Content starts

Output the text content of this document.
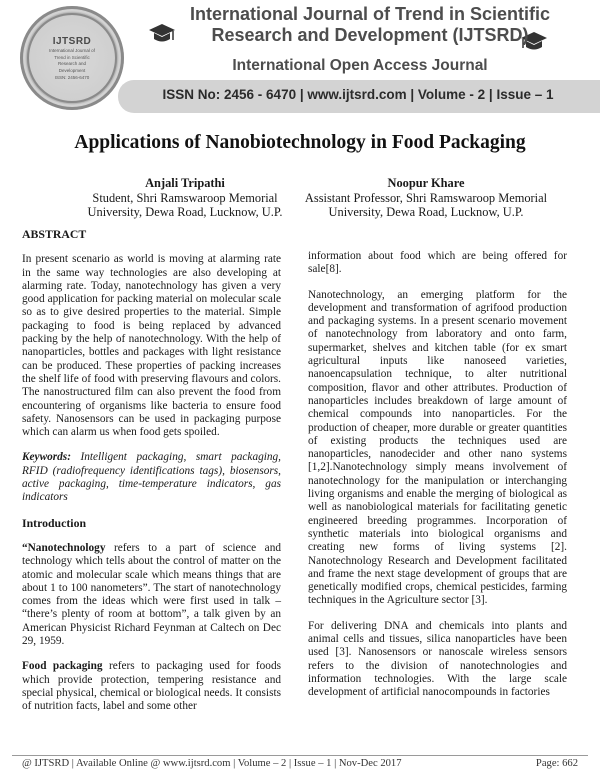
IJTSRD
International Journal of
Trend in Scientific
Research and
Development
ISSN: 2456-6470
International Journal of Trend in Scientific
Research and Development (IJTSRD)
International Open Access Journal
ISSN No: 2456 - 6470 | www.ijtsrd.com | Volume - 2 | Issue – 1
Applications of Nanobiotechnology in Food Packaging
Anjali Tripathi
Student, Shri Ramswaroop Memorial
University, Dewa Road, Lucknow, U.P.
Noopur Khare
Assistant Professor, Shri Ramswaroop Memorial
University, Dewa Road, Lucknow, U.P.
ABSTRACT

In present scenario as world is moving at alarming rate in the same way technologies are also developing at alarming rate. Today, nanotechnology has given a very good application for packing material on molecular scale so as to give desired properties to the material. Simple packaging to food is being replaced by advanced packing by the help of nanotechnology. With the help of nanoparticles, bottles and packages with light resistance can be produced. These properties of packing increases the shelf life of food with preserving flavours and colors. The nanostructured film can also prevent the food from encountering of organisms like bacteria to ensure food safety. Nanosensors can be used in packaging purpose which can alarm us when food gets spoiled.

Keywords: Intelligent packaging, smart packaging, RFID (radiofrequency identifications tags), biosensors, active packaging, time-temperature indicators, gas indicators

Introduction

“Nanotechnology refers to a part of science and technology which tells about the control of matter on the atomic and molecular scale which means things that are about 1 to 100 nanometers”. The start of nanotechnology comes from the ideas which were first used in talk – “there’s plenty of room at bottom”, a talk given by an American Physicist Richard Feynman at Caltech on Dec 29, 1959.

Food packaging refers to packaging used for foods which provide protection, tempering resistance and special physical, chemical or biological needs. It consists of nutrition facts, label and some other

information about food which are being offered for sale[8].

Nanotechnology, an emerging platform for the development and transformation of agrifood production and packaging systems. In a present scenario movement of nanotechnology from laboratory and onto farm, supermarket, shelves and kitchen table (for ex smart agricultural inputs like nanoseed varieties, nanoencapsulation technique, to alter nutritional composition, flavor and other attributes. Production of nanoparticles includes breakdown of large amount of chemical compounds into nanoparticles. For the production of cheaper, more durable or greater quantities of existing products the techniques used are nanoparticles, nanodecider and other nano systems [1,2].Nanotechnology simply means involvement of nanotechnology for the manipulation or interchanging living organisms and enable the merging of biological as well as nanobiological materials for facilitating genetic engineered breeding programmes. Incorporation of synthetic materials into biological organisms and creating new forms of living systems [2]. Nanotechnology Research and Development facilitated and frame the next stage development of groups that are genetically modified crops, chemical pesticides, farming techniques in the Agriculture sector [3].

For delivering DNA and chemicals into plants and animal cells and tissues, silica nanoparticles have been used [3]. Nanosensors or nanoscale wireless sensors refers to the division of nanotechnologies and information technologies. With the large scale development of artificial nanocompounds in factories

@ IJTSRD | Available Online @ www.ijtsrd.com | Volume – 2 | Issue – 1 | Nov-Dec 2017	Page: 662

Content ends

* Directions for this task *
Once you have found every line above holding the word "Volume", copy those lines.

* Task response *
ISSN No: 2456 - 6470 | www.ijtsrd.com | Volume - 2 | Issue – 1
@ IJTSRD | Available Online @ www.ijtsrd.com | Volume – 2 | Issue – 1 | Nov-Dec 2017	Page: 662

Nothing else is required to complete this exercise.